§ **Objective**: Of the lines below, how many hold the string "Tuesday"? Give only the number.

§ **The records**:

start

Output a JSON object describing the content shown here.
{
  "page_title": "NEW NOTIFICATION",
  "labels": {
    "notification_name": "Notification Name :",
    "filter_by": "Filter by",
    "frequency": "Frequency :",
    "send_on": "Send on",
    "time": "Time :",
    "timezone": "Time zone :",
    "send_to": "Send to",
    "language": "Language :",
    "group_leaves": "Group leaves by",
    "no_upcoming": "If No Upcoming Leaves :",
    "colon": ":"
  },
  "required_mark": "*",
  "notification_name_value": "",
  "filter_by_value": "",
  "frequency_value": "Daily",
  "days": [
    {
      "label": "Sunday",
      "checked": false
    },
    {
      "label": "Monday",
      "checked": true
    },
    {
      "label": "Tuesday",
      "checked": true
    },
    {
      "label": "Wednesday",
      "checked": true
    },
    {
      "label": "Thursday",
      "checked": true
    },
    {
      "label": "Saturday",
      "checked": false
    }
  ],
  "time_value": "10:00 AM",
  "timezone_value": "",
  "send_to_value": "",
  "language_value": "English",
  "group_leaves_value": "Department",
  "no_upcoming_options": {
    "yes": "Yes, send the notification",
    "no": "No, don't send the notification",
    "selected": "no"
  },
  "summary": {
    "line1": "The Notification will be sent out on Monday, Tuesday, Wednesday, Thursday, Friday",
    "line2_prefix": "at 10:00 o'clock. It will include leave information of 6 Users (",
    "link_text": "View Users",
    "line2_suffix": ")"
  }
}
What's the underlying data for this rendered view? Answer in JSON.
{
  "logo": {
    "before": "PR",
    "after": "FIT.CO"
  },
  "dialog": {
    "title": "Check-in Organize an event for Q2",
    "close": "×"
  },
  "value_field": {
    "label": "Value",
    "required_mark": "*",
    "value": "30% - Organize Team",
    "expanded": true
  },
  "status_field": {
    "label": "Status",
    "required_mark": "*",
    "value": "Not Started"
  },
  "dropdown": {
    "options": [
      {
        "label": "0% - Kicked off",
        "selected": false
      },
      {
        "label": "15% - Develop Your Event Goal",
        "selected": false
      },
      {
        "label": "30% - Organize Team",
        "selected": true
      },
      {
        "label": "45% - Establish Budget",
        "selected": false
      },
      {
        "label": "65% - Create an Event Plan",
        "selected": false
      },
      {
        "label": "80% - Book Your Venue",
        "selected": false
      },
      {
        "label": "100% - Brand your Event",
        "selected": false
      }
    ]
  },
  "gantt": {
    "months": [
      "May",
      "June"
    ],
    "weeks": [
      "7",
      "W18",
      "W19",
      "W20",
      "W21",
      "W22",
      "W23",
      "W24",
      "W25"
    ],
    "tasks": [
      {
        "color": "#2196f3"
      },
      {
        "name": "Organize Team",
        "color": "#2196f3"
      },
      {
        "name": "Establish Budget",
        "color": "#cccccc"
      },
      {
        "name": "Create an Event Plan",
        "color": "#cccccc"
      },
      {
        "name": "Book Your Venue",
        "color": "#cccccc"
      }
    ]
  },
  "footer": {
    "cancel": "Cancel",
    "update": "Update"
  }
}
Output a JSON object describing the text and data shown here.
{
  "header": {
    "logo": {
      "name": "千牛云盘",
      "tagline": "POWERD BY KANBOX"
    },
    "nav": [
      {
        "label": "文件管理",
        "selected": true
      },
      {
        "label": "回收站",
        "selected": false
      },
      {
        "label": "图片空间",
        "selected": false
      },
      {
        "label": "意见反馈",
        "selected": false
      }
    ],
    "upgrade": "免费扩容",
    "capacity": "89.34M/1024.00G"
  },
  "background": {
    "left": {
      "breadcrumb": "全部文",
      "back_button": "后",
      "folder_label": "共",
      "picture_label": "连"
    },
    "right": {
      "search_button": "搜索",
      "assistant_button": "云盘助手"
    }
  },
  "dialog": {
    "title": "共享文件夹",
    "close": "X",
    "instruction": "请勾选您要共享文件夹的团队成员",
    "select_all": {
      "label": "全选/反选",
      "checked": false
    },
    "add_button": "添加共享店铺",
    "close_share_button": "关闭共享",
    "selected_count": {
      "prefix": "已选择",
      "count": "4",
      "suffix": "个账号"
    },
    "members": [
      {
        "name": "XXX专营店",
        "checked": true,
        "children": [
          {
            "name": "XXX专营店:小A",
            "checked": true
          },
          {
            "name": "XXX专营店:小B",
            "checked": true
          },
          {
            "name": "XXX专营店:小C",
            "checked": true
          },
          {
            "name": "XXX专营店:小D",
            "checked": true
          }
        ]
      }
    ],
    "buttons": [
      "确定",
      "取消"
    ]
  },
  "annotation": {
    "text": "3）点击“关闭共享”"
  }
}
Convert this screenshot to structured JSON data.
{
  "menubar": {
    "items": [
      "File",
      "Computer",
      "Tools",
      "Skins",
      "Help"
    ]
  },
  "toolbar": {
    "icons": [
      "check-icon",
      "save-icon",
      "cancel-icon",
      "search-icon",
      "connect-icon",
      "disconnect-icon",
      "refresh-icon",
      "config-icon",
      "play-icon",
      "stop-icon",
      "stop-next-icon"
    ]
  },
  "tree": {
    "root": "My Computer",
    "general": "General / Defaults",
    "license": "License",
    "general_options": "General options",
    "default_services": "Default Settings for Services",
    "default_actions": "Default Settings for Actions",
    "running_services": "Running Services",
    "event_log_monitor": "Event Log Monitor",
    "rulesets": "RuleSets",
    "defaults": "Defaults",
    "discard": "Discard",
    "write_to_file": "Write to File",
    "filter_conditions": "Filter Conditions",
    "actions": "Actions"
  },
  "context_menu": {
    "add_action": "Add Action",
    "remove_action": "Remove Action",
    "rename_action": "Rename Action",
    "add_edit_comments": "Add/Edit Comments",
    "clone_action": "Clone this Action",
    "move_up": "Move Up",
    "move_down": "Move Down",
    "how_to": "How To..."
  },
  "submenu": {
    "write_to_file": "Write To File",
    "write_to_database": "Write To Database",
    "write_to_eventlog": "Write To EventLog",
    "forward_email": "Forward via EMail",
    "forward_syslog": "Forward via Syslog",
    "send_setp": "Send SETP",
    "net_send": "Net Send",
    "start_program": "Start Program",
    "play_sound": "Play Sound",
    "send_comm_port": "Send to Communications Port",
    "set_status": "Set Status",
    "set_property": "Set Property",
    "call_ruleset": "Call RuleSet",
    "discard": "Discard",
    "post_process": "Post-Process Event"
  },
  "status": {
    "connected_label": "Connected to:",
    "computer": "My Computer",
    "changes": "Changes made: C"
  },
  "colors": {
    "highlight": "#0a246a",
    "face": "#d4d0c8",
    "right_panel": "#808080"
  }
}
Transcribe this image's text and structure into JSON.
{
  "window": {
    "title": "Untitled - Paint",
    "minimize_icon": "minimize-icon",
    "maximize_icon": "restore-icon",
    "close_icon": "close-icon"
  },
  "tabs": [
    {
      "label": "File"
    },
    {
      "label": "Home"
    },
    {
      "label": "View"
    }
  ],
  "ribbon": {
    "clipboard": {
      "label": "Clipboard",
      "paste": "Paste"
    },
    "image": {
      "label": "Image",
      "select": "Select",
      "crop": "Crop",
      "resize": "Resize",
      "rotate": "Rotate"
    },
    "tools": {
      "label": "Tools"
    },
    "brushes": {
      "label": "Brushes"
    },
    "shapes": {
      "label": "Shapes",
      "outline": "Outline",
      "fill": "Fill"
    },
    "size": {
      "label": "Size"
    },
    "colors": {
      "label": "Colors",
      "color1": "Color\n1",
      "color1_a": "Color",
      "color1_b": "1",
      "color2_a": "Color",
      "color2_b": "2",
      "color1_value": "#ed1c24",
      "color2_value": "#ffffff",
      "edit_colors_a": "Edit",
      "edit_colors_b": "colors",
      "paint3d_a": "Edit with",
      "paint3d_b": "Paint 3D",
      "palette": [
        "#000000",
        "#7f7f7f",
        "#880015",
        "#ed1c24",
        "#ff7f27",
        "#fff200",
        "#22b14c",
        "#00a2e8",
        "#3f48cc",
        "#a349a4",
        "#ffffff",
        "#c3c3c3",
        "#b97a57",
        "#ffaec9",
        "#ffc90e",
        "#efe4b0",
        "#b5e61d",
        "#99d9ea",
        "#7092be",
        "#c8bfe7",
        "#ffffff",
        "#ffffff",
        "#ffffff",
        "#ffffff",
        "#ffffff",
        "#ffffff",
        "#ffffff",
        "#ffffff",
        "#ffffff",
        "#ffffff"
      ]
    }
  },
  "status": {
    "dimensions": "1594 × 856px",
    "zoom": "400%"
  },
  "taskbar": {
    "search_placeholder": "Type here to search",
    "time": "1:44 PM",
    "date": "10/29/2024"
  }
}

end

§ **Finished exercise**: 2